Across the material below, how many lines contain the word "Flauta"? Give only the number.

──────── Data provided ────────

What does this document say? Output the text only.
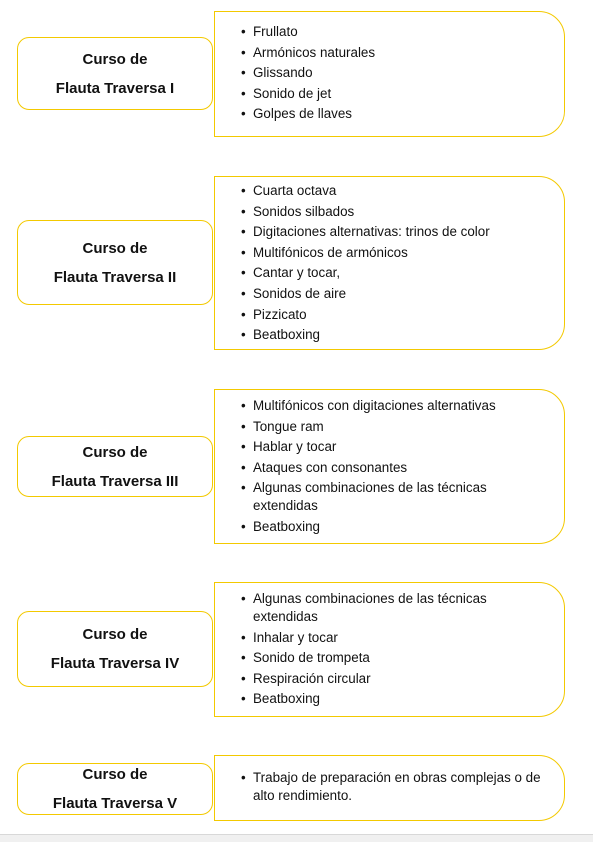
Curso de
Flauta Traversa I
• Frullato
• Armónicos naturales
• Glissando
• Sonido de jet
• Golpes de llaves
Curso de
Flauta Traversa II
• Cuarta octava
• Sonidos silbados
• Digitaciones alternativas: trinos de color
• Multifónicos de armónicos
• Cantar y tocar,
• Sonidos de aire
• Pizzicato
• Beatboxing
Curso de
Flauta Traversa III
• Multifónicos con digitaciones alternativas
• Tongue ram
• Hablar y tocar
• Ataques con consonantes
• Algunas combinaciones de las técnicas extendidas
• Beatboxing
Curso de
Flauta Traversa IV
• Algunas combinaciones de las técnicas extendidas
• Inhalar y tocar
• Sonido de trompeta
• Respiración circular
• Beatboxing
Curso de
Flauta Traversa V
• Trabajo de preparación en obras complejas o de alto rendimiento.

────────
──────── Data provided ────────

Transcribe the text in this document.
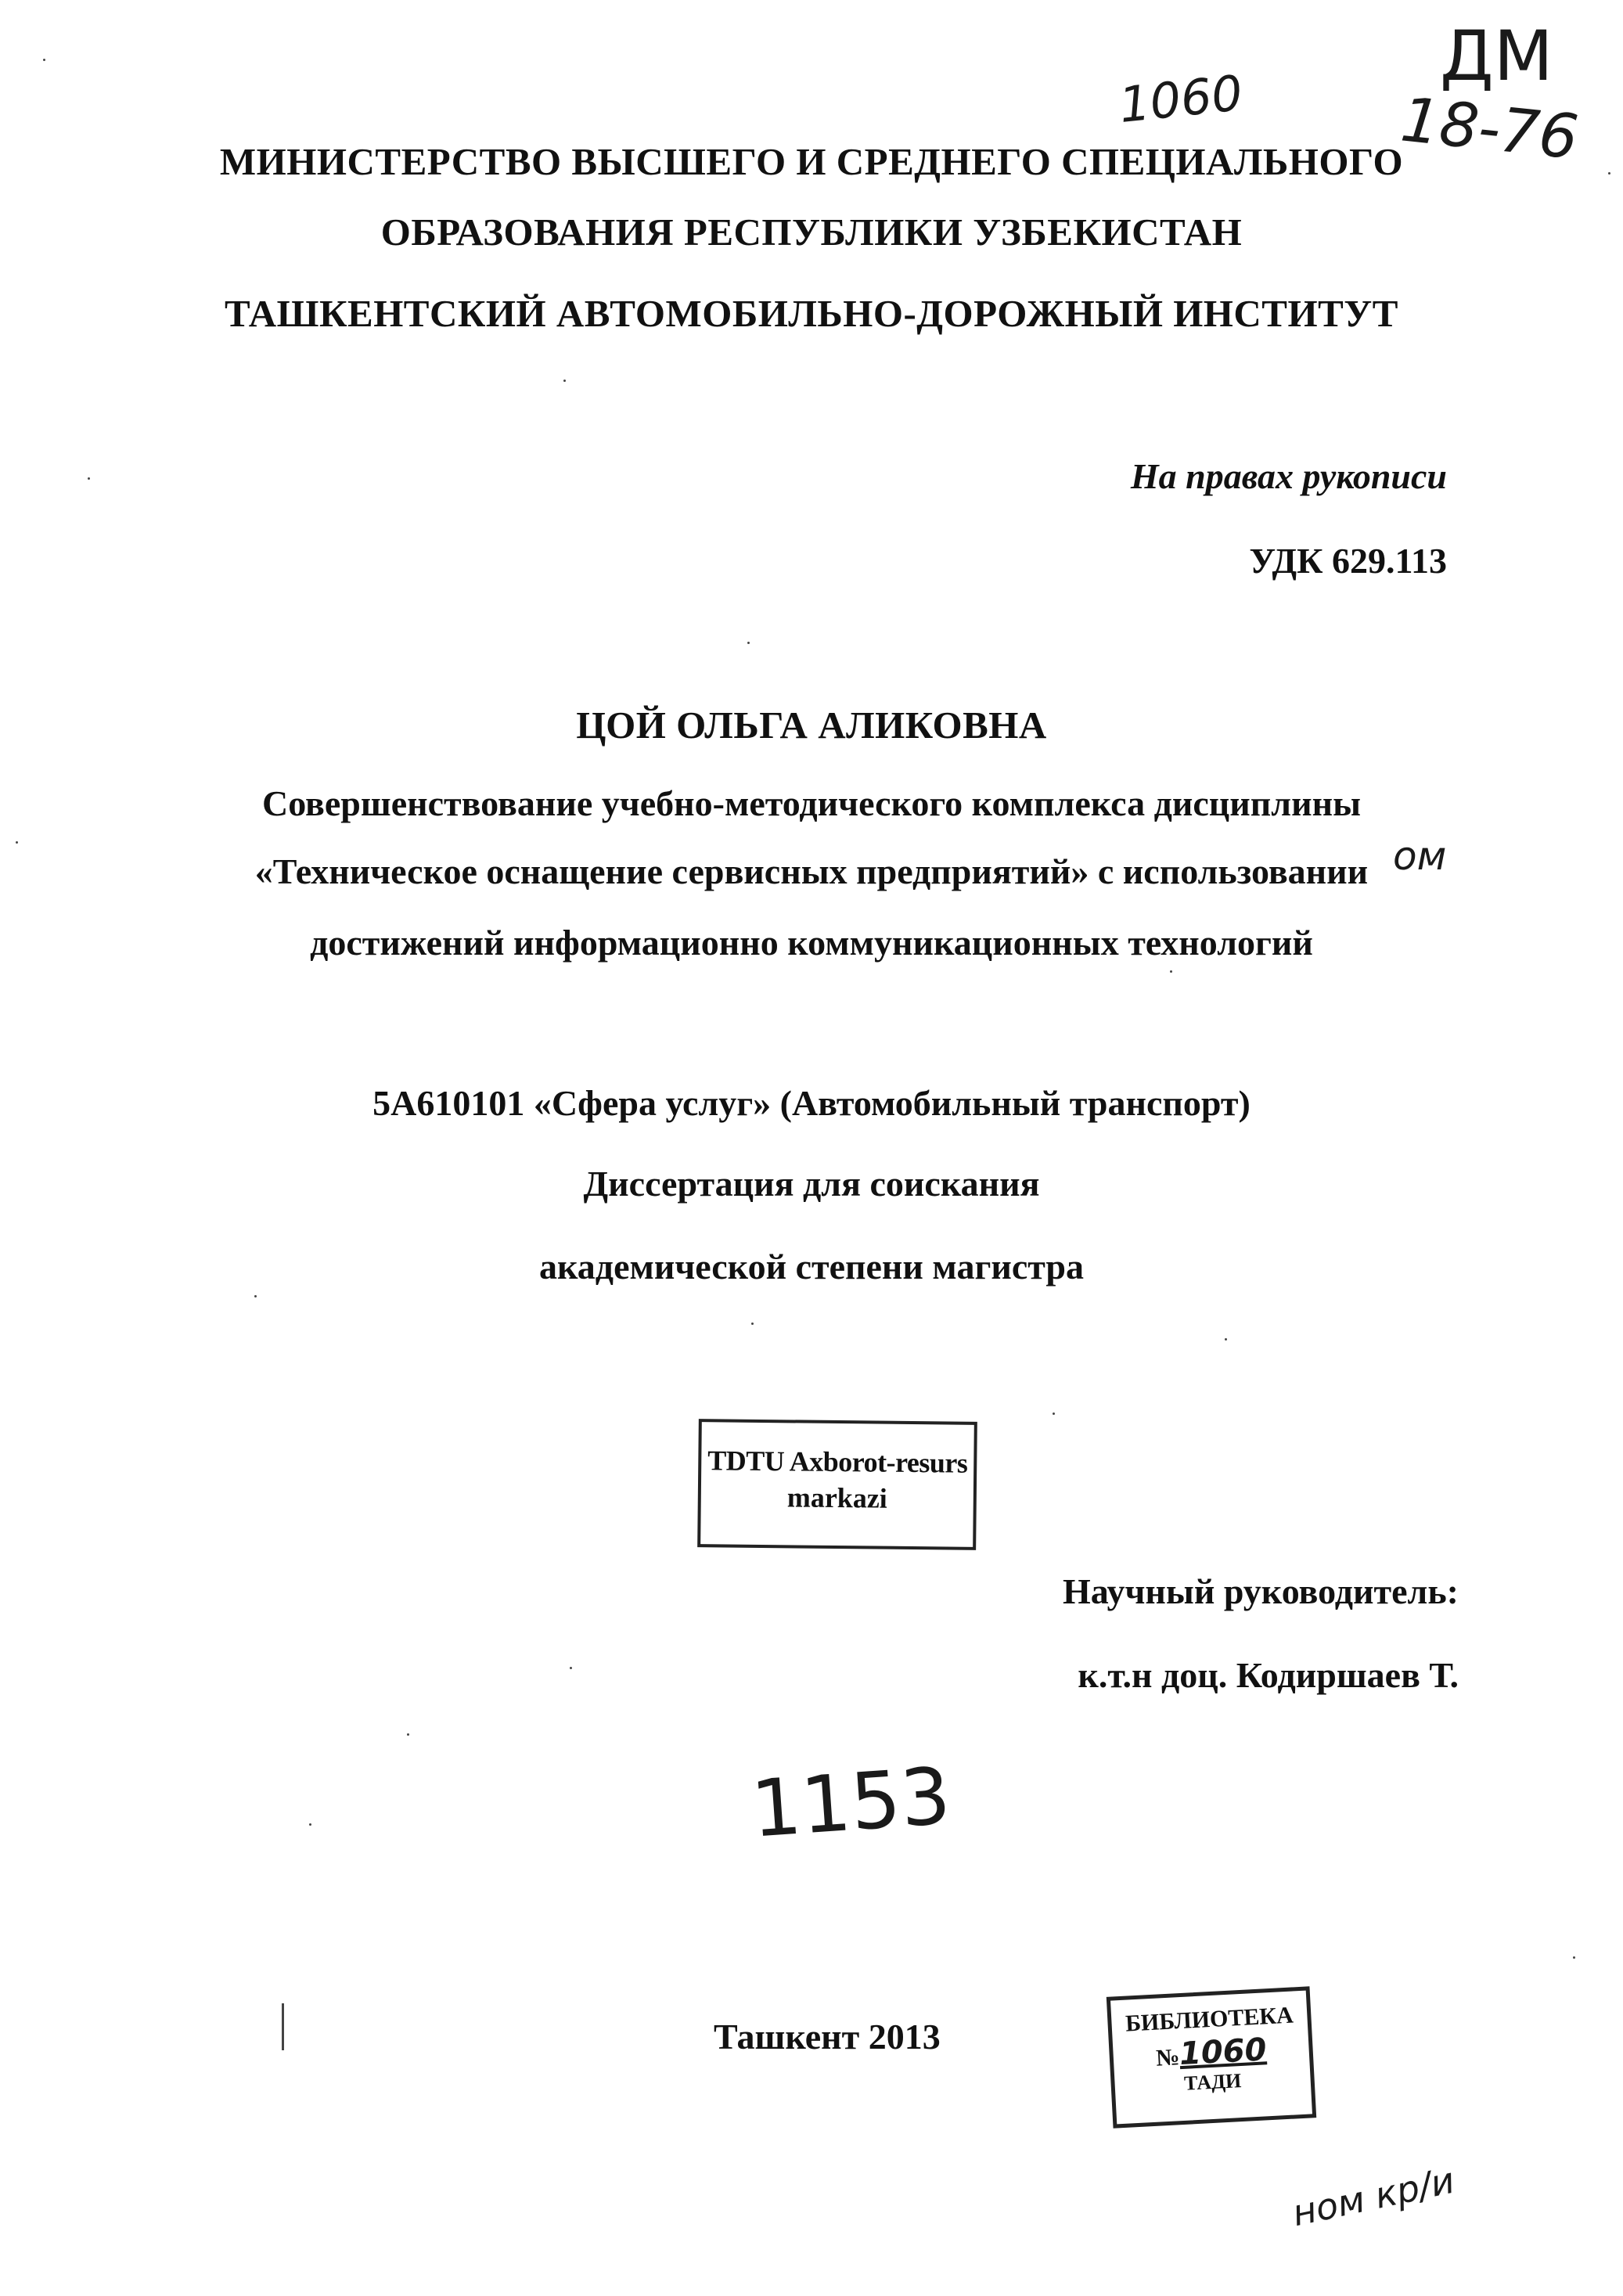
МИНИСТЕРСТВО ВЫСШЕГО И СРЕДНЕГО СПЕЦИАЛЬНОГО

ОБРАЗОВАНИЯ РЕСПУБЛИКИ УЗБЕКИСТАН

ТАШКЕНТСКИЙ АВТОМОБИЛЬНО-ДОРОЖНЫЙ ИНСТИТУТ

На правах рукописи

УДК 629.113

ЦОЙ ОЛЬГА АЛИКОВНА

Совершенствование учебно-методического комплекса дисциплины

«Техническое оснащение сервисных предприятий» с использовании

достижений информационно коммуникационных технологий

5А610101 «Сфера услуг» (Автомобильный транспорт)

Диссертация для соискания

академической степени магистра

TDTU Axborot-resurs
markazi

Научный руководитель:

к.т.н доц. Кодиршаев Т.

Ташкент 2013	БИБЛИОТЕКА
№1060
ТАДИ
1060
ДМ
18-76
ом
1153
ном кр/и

────────

# Full response
5